(Data entries)
========================
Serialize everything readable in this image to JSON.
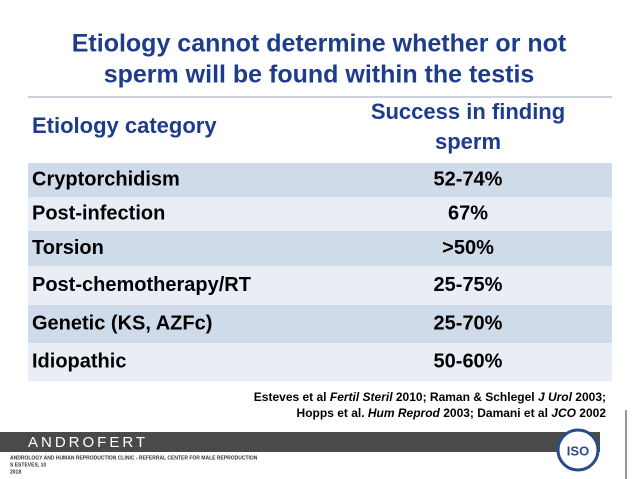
{
  "title": [
    "Etiology cannot determine whether or not",
    "sperm will be found within the testis"
  ],
  "table": {
    "header": [
      "Etiology category",
      [
        "Success in finding",
        "sperm"
      ]
    ],
    "rows": [
      [
        "Cryptorchidism",
        "52-74%"
      ],
      [
        "Post-infection",
        "67%"
      ],
      [
        "Torsion",
        ">50%"
      ],
      [
        "Post-chemotherapy/RT",
        "25-75%"
      ],
      [
        "Genetic (KS, AZFc)",
        "25-70%"
      ],
      [
        "Idiopathic",
        "50-60%"
      ]
    ]
  },
  "citation": [
    [
      {
        "text": "Esteves et al ",
        "italic": false
      },
      {
        "text": "Fertil Steril",
        "italic": true
      },
      {
        "text": " 2010;  Raman & Schlegel ",
        "italic": false
      },
      {
        "text": "J Urol",
        "italic": true
      },
      {
        "text": " 2003;",
        "italic": false
      }
    ],
    [
      {
        "text": "Hopps et al. ",
        "italic": false
      },
      {
        "text": "Hum Reprod",
        "italic": true
      },
      {
        "text": " 2003; Damani et al ",
        "italic": false
      },
      {
        "text": "JCO",
        "italic": true
      },
      {
        "text": " 2002",
        "italic": false
      }
    ]
  ],
  "footer": {
    "brand": "ANDROFERT",
    "lines": [
      "ANDROLOGY AND HUMAN REPRODUCTION CLINIC - REFERRAL CENTER FOR MALE REPRODUCTION",
      "S ESTEVES, 10",
      "2018"
    ],
    "logo": "ISO"
  }
}
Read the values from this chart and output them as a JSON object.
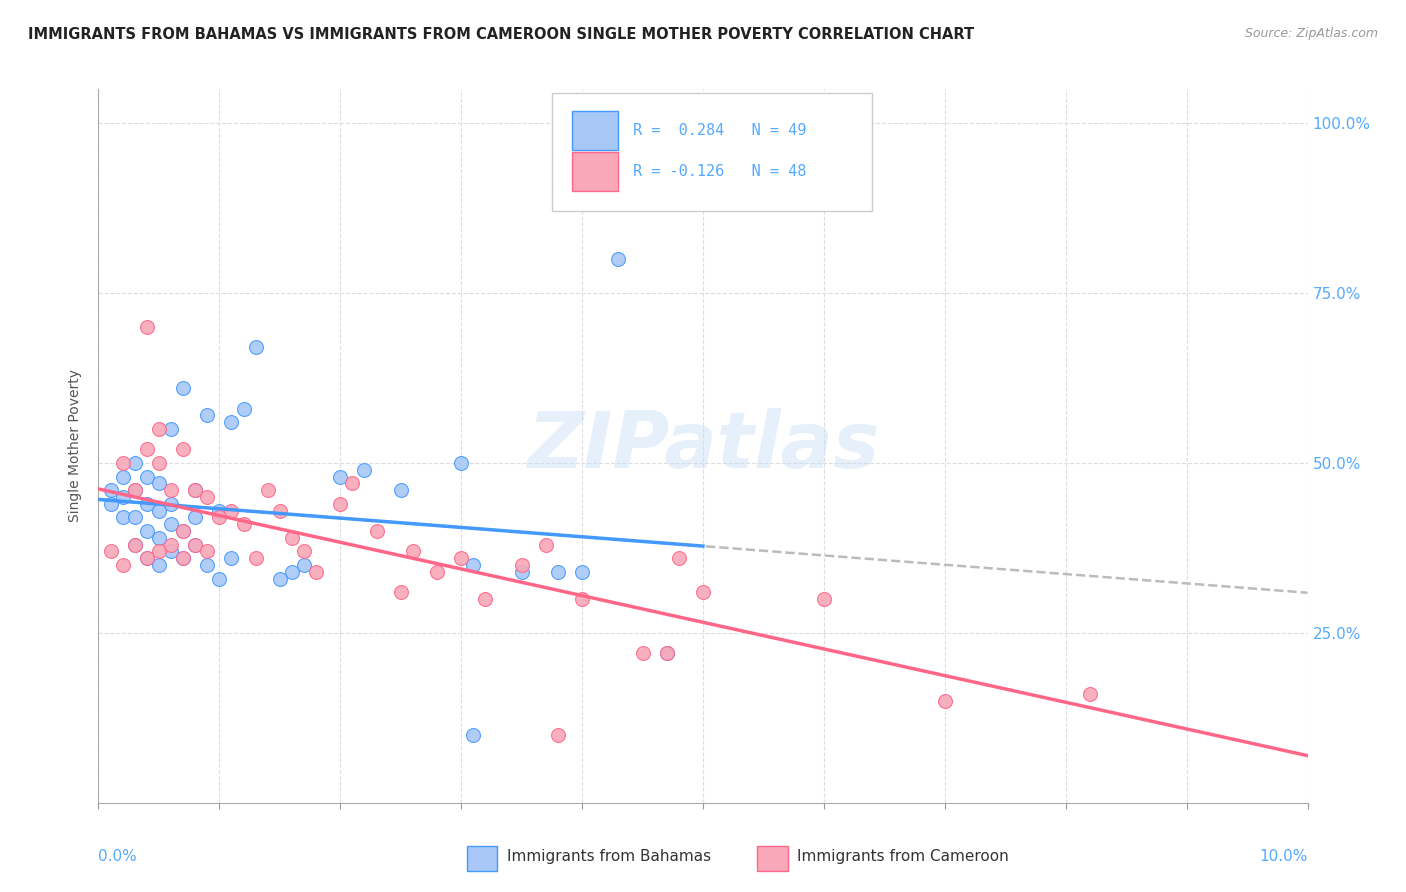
{
  "title": "IMMIGRANTS FROM BAHAMAS VS IMMIGRANTS FROM CAMEROON SINGLE MOTHER POVERTY CORRELATION CHART",
  "source": "Source: ZipAtlas.com",
  "ylabel": "Single Mother Poverty",
  "watermark": "ZIPatlas",
  "color_bahamas": "#a8c8f8",
  "color_cameroon": "#f8a8b8",
  "line_color_bahamas": "#4499ff",
  "line_color_cameroon": "#ff6688",
  "dashed_color": "#bbbbbb",
  "background_color": "#ffffff",
  "grid_color": "#dddddd",
  "xlim": [
    0.0,
    0.1
  ],
  "ylim": [
    0.0,
    1.05
  ],
  "right_tick_color": "#55aaff",
  "legend_text_color": "#55aaff",
  "bahamas_x": [
    0.001,
    0.001,
    0.002,
    0.002,
    0.002,
    0.003,
    0.003,
    0.003,
    0.003,
    0.004,
    0.004,
    0.004,
    0.004,
    0.005,
    0.005,
    0.005,
    0.005,
    0.006,
    0.006,
    0.006,
    0.006,
    0.007,
    0.007,
    0.007,
    0.008,
    0.008,
    0.008,
    0.009,
    0.009,
    0.01,
    0.01,
    0.011,
    0.011,
    0.012,
    0.013,
    0.015,
    0.016,
    0.017,
    0.02,
    0.022,
    0.025,
    0.03,
    0.031,
    0.035,
    0.038,
    0.04,
    0.043,
    0.047,
    0.031
  ],
  "bahamas_y": [
    0.44,
    0.46,
    0.42,
    0.45,
    0.48,
    0.38,
    0.42,
    0.46,
    0.5,
    0.36,
    0.4,
    0.44,
    0.48,
    0.35,
    0.39,
    0.43,
    0.47,
    0.37,
    0.41,
    0.44,
    0.55,
    0.36,
    0.4,
    0.61,
    0.38,
    0.42,
    0.46,
    0.35,
    0.57,
    0.33,
    0.43,
    0.36,
    0.56,
    0.58,
    0.67,
    0.33,
    0.34,
    0.35,
    0.48,
    0.49,
    0.46,
    0.5,
    0.35,
    0.34,
    0.34,
    0.34,
    0.8,
    0.22,
    0.1
  ],
  "cameroon_x": [
    0.001,
    0.002,
    0.002,
    0.003,
    0.003,
    0.004,
    0.004,
    0.004,
    0.005,
    0.005,
    0.005,
    0.006,
    0.006,
    0.007,
    0.007,
    0.007,
    0.008,
    0.008,
    0.009,
    0.009,
    0.01,
    0.011,
    0.012,
    0.013,
    0.014,
    0.015,
    0.016,
    0.017,
    0.018,
    0.02,
    0.021,
    0.023,
    0.025,
    0.026,
    0.028,
    0.03,
    0.032,
    0.035,
    0.037,
    0.04,
    0.045,
    0.047,
    0.048,
    0.05,
    0.06,
    0.07,
    0.082,
    0.038
  ],
  "cameroon_y": [
    0.37,
    0.35,
    0.5,
    0.38,
    0.46,
    0.36,
    0.52,
    0.7,
    0.37,
    0.5,
    0.55,
    0.38,
    0.46,
    0.36,
    0.4,
    0.52,
    0.38,
    0.46,
    0.37,
    0.45,
    0.42,
    0.43,
    0.41,
    0.36,
    0.46,
    0.43,
    0.39,
    0.37,
    0.34,
    0.44,
    0.47,
    0.4,
    0.31,
    0.37,
    0.34,
    0.36,
    0.3,
    0.35,
    0.38,
    0.3,
    0.22,
    0.22,
    0.36,
    0.31,
    0.3,
    0.15,
    0.16,
    0.1
  ]
}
========================
## WRITTEN EXERCISE
Take the listing and print it again exactly, but without any pictures.

## RESPONSE BELOW
Serialize everything readable in this image to JSON.
{
  "title": [
    "Etiology cannot determine whether or not",
    "sperm will be found within the testis"
  ],
  "table": {
    "header": [
      "Etiology category",
      [
        "Success in finding",
        "sperm"
      ]
    ],
    "rows": [
      [
        "Cryptorchidism",
        "52-74%"
      ],
      [
        "Post-infection",
        "67%"
      ],
      [
        "Torsion",
        ">50%"
      ],
      [
        "Post-chemotherapy/RT",
        "25-75%"
      ],
      [
        "Genetic (KS, AZFc)",
        "25-70%"
      ],
      [
        "Idiopathic",
        "50-60%"
      ]
    ]
  },
  "citation": [
    [
      {
        "text": "Esteves et al ",
        "italic": false
      },
      {
        "text": "Fertil Steril",
        "italic": true
      },
      {
        "text": " 2010;  Raman & Schlegel ",
        "italic": false
      },
      {
        "text": "J Urol",
        "italic": true
      },
      {
        "text": " 2003;",
        "italic": false
      }
    ],
    [
      {
        "text": "Hopps et al. ",
        "italic": false
      },
      {
        "text": "Hum Reprod",
        "italic": true
      },
      {
        "text": " 2003; Damani et al ",
        "italic": false
      },
      {
        "text": "JCO",
        "italic": true
      },
      {
        "text": " 2002",
        "italic": false
      }
    ]
  ],
  "footer": {
    "brand": "ANDROFERT",
    "lines": [
      "ANDROLOGY AND HUMAN REPRODUCTION CLINIC - REFERRAL CENTER FOR MALE REPRODUCTION",
      "S ESTEVES, 10",
      "2018"
    ],
    "logo": "ISO"
  }
}
Read the values from this chart and output them as a JSON object.
{
  "title": "IMMIGRANTS FROM BAHAMAS VS IMMIGRANTS FROM CAMEROON SINGLE MOTHER POVERTY CORRELATION CHART",
  "source": "Source: ZipAtlas.com",
  "ylabel": "Single Mother Poverty",
  "watermark": "ZIPatlas",
  "color_bahamas": "#a8c8f8",
  "color_cameroon": "#f8a8b8",
  "line_color_bahamas": "#4499ff",
  "line_color_cameroon": "#ff6688",
  "dashed_color": "#bbbbbb",
  "background_color": "#ffffff",
  "grid_color": "#dddddd",
  "xlim": [
    0.0,
    0.1
  ],
  "ylim": [
    0.0,
    1.05
  ],
  "right_tick_color": "#55aaff",
  "legend_text_color": "#55aaff",
  "bahamas_x": [
    0.001,
    0.001,
    0.002,
    0.002,
    0.002,
    0.003,
    0.003,
    0.003,
    0.003,
    0.004,
    0.004,
    0.004,
    0.004,
    0.005,
    0.005,
    0.005,
    0.005,
    0.006,
    0.006,
    0.006,
    0.006,
    0.007,
    0.007,
    0.007,
    0.008,
    0.008,
    0.008,
    0.009,
    0.009,
    0.01,
    0.01,
    0.011,
    0.011,
    0.012,
    0.013,
    0.015,
    0.016,
    0.017,
    0.02,
    0.022,
    0.025,
    0.03,
    0.031,
    0.035,
    0.038,
    0.04,
    0.043,
    0.047,
    0.031
  ],
  "bahamas_y": [
    0.44,
    0.46,
    0.42,
    0.45,
    0.48,
    0.38,
    0.42,
    0.46,
    0.5,
    0.36,
    0.4,
    0.44,
    0.48,
    0.35,
    0.39,
    0.43,
    0.47,
    0.37,
    0.41,
    0.44,
    0.55,
    0.36,
    0.4,
    0.61,
    0.38,
    0.42,
    0.46,
    0.35,
    0.57,
    0.33,
    0.43,
    0.36,
    0.56,
    0.58,
    0.67,
    0.33,
    0.34,
    0.35,
    0.48,
    0.49,
    0.46,
    0.5,
    0.35,
    0.34,
    0.34,
    0.34,
    0.8,
    0.22,
    0.1
  ],
  "cameroon_x": [
    0.001,
    0.002,
    0.002,
    0.003,
    0.003,
    0.004,
    0.004,
    0.004,
    0.005,
    0.005,
    0.005,
    0.006,
    0.006,
    0.007,
    0.007,
    0.007,
    0.008,
    0.008,
    0.009,
    0.009,
    0.01,
    0.011,
    0.012,
    0.013,
    0.014,
    0.015,
    0.016,
    0.017,
    0.018,
    0.02,
    0.021,
    0.023,
    0.025,
    0.026,
    0.028,
    0.03,
    0.032,
    0.035,
    0.037,
    0.04,
    0.045,
    0.047,
    0.048,
    0.05,
    0.06,
    0.07,
    0.082,
    0.038
  ],
  "cameroon_y": [
    0.37,
    0.35,
    0.5,
    0.38,
    0.46,
    0.36,
    0.52,
    0.7,
    0.37,
    0.5,
    0.55,
    0.38,
    0.46,
    0.36,
    0.4,
    0.52,
    0.38,
    0.46,
    0.37,
    0.45,
    0.42,
    0.43,
    0.41,
    0.36,
    0.46,
    0.43,
    0.39,
    0.37,
    0.34,
    0.44,
    0.47,
    0.4,
    0.31,
    0.37,
    0.34,
    0.36,
    0.3,
    0.35,
    0.38,
    0.3,
    0.22,
    0.22,
    0.36,
    0.31,
    0.3,
    0.15,
    0.16,
    0.1
  ]
}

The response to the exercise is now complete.